EXERCISE PROMPT:
Carry none of the pictures over; set down the material below exactly.

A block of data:
((

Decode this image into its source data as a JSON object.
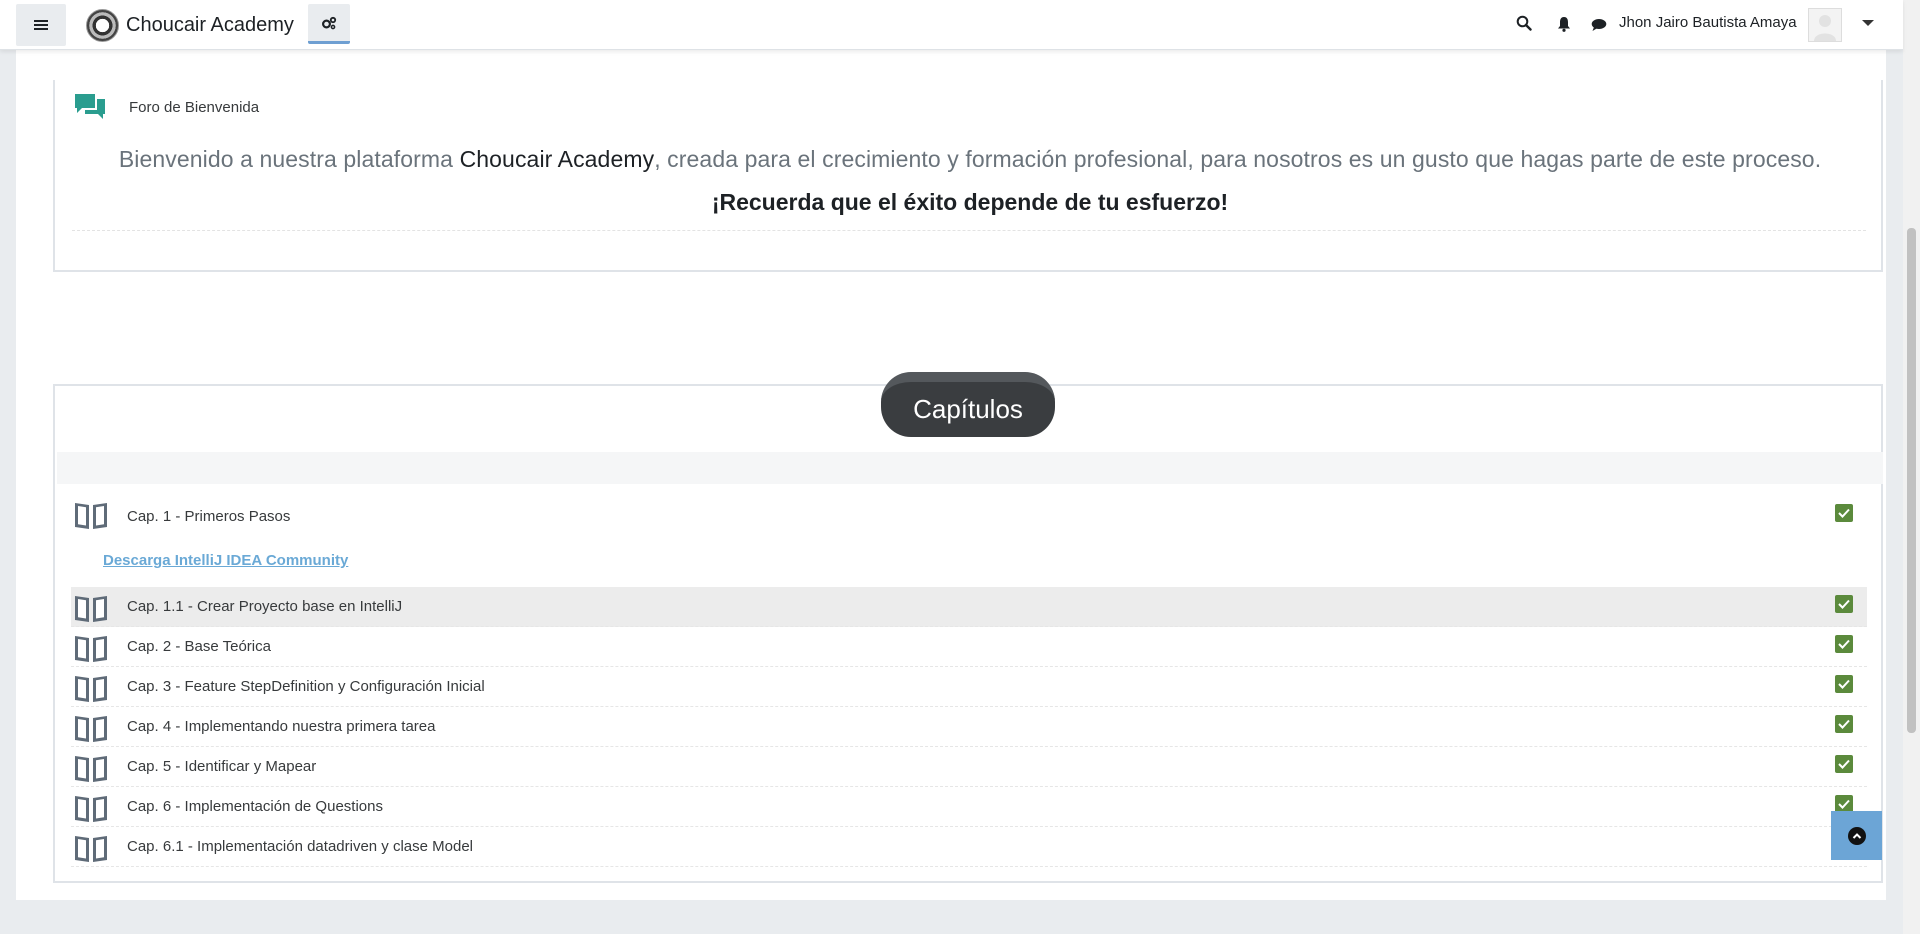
{
  "navbar": {
    "site_name": "Choucair Academy",
    "user_name": "Jhon Jairo Bautista Amaya"
  },
  "welcome": {
    "forum_label": "Foro de Bienvenida",
    "text_before": "Bienvenido a nuestra plataforma ",
    "text_brand": "Choucair Academy",
    "text_after": ", creada para el crecimiento y formación profesional, para nosotros es un gusto que hagas parte de este proceso.",
    "motto": "¡Recuerda que el éxito depende de tu esfuerzo!"
  },
  "section": {
    "title": "Capítulos",
    "first_chapter": "Cap. 1 - Primeros Pasos",
    "download_link": "Descarga IntelliJ IDEA Community",
    "chapters": [
      "Cap. 1.1 - Crear Proyecto base en IntelliJ",
      "Cap. 2 - Base Teórica",
      "Cap. 3 - Feature StepDefinition y Configuración Inicial",
      "Cap. 4 - Implementando nuestra primera tarea",
      "Cap. 5 - Identificar y Mapear",
      "Cap. 6 - Implementación de Questions",
      "Cap. 6.1 - Implementación datadriven y clase Model"
    ]
  },
  "colors": {
    "completion_check": "#5b8a3c",
    "link": "#6aa9d6",
    "forum_icon": "#2a9d8f",
    "section_pill": "#3a3d40"
  }
}
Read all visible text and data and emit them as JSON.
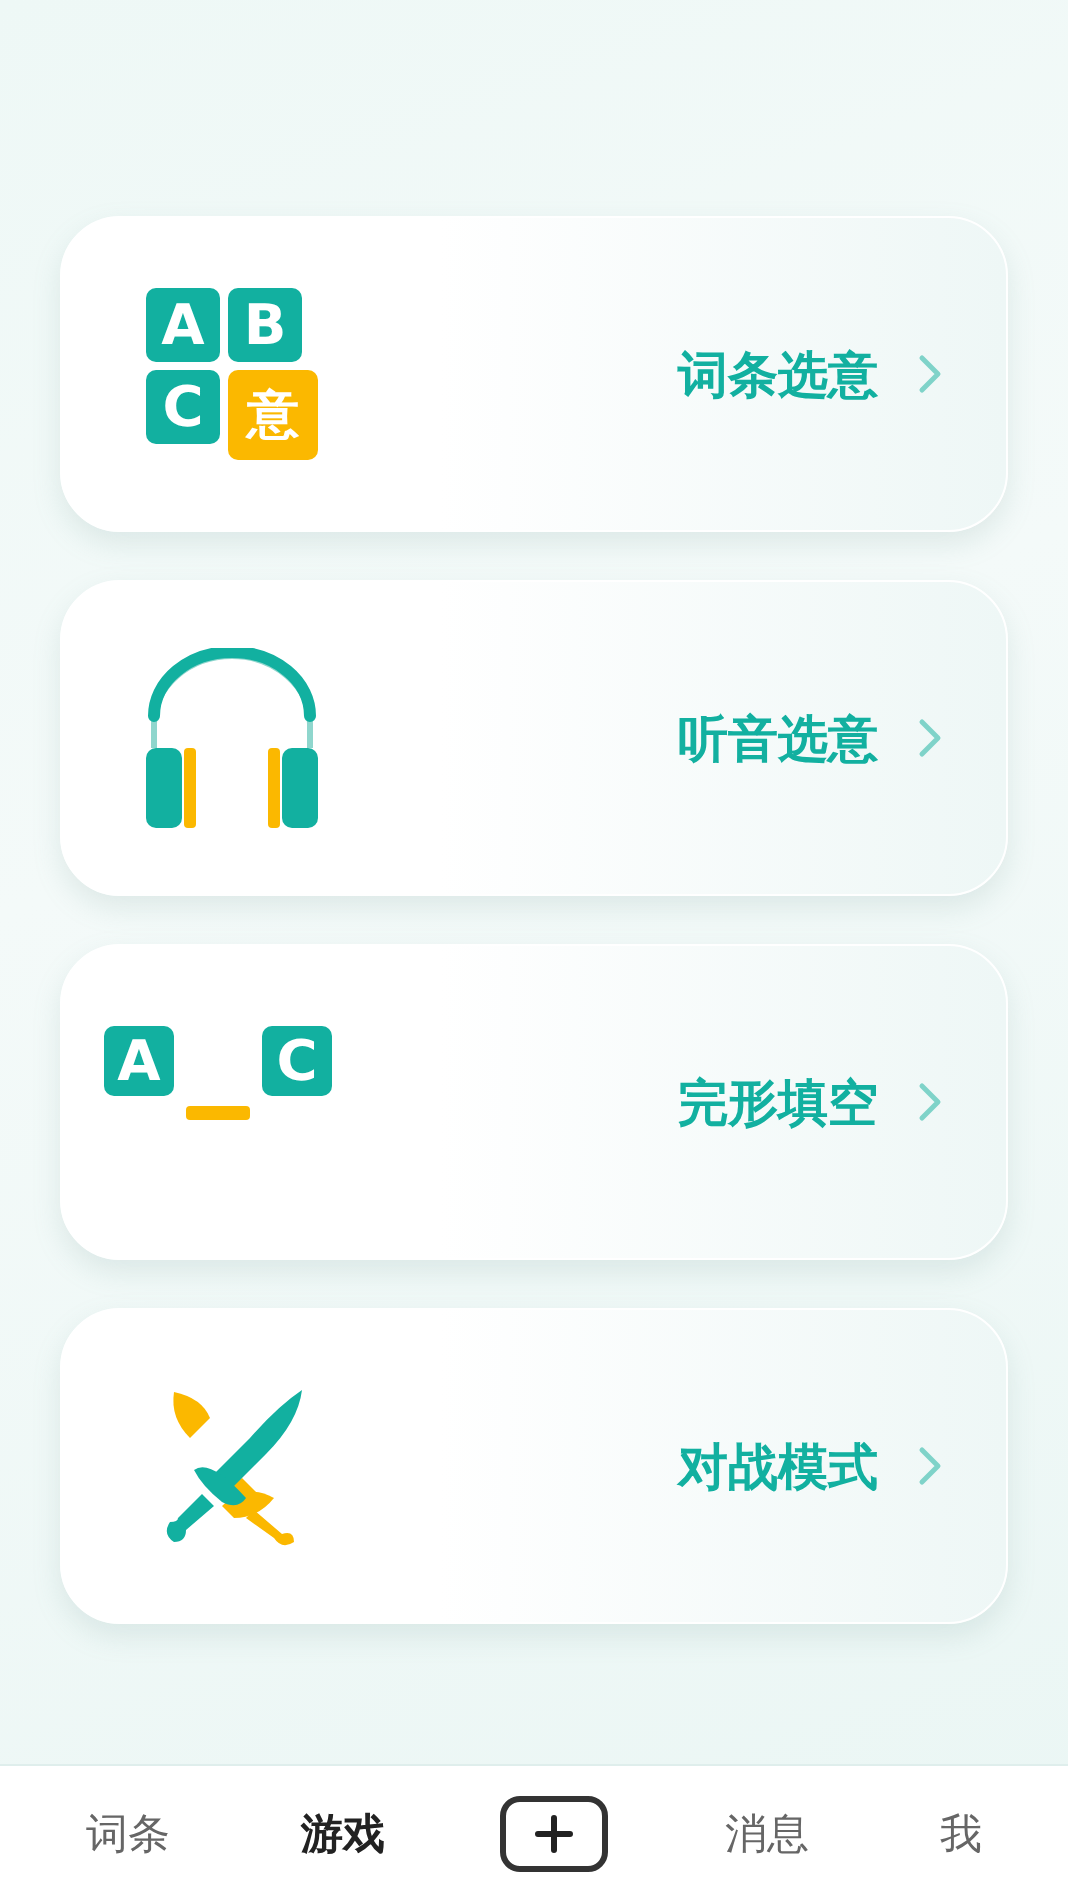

))

OUTPUT OF THE EXERCISE:
Decode this image into its source data as a JSON object.
{
  "navbar": {
    "site_name": "Choucair Academy",
    "user_name": "Jhon Jairo Bautista Amaya"
  },
  "welcome": {
    "forum_label": "Foro de Bienvenida",
    "text_before": "Bienvenido a nuestra plataforma ",
    "text_brand": "Choucair Academy",
    "text_after": ", creada para el crecimiento y formación profesional, para nosotros es un gusto que hagas parte de este proceso.",
    "motto": "¡Recuerda que el éxito depende de tu esfuerzo!"
  },
  "section": {
    "title": "Capítulos",
    "first_chapter": "Cap. 1 - Primeros Pasos",
    "download_link": "Descarga IntelliJ IDEA Community",
    "chapters": [
      "Cap. 1.1 - Crear Proyecto base en IntelliJ",
      "Cap. 2 - Base Teórica",
      "Cap. 3 - Feature StepDefinition y Configuración Inicial",
      "Cap. 4 - Implementando nuestra primera tarea",
      "Cap. 5 - Identificar y Mapear",
      "Cap. 6 - Implementación de Questions",
      "Cap. 6.1 - Implementación datadriven y clase Model"
    ]
  },
  "colors": {
    "completion_check": "#5b8a3c",
    "link": "#6aa9d6",
    "forum_icon": "#2a9d8f",
    "section_pill": "#3a3d40"
  }
}
Read all visible text and data and emit them as JSON.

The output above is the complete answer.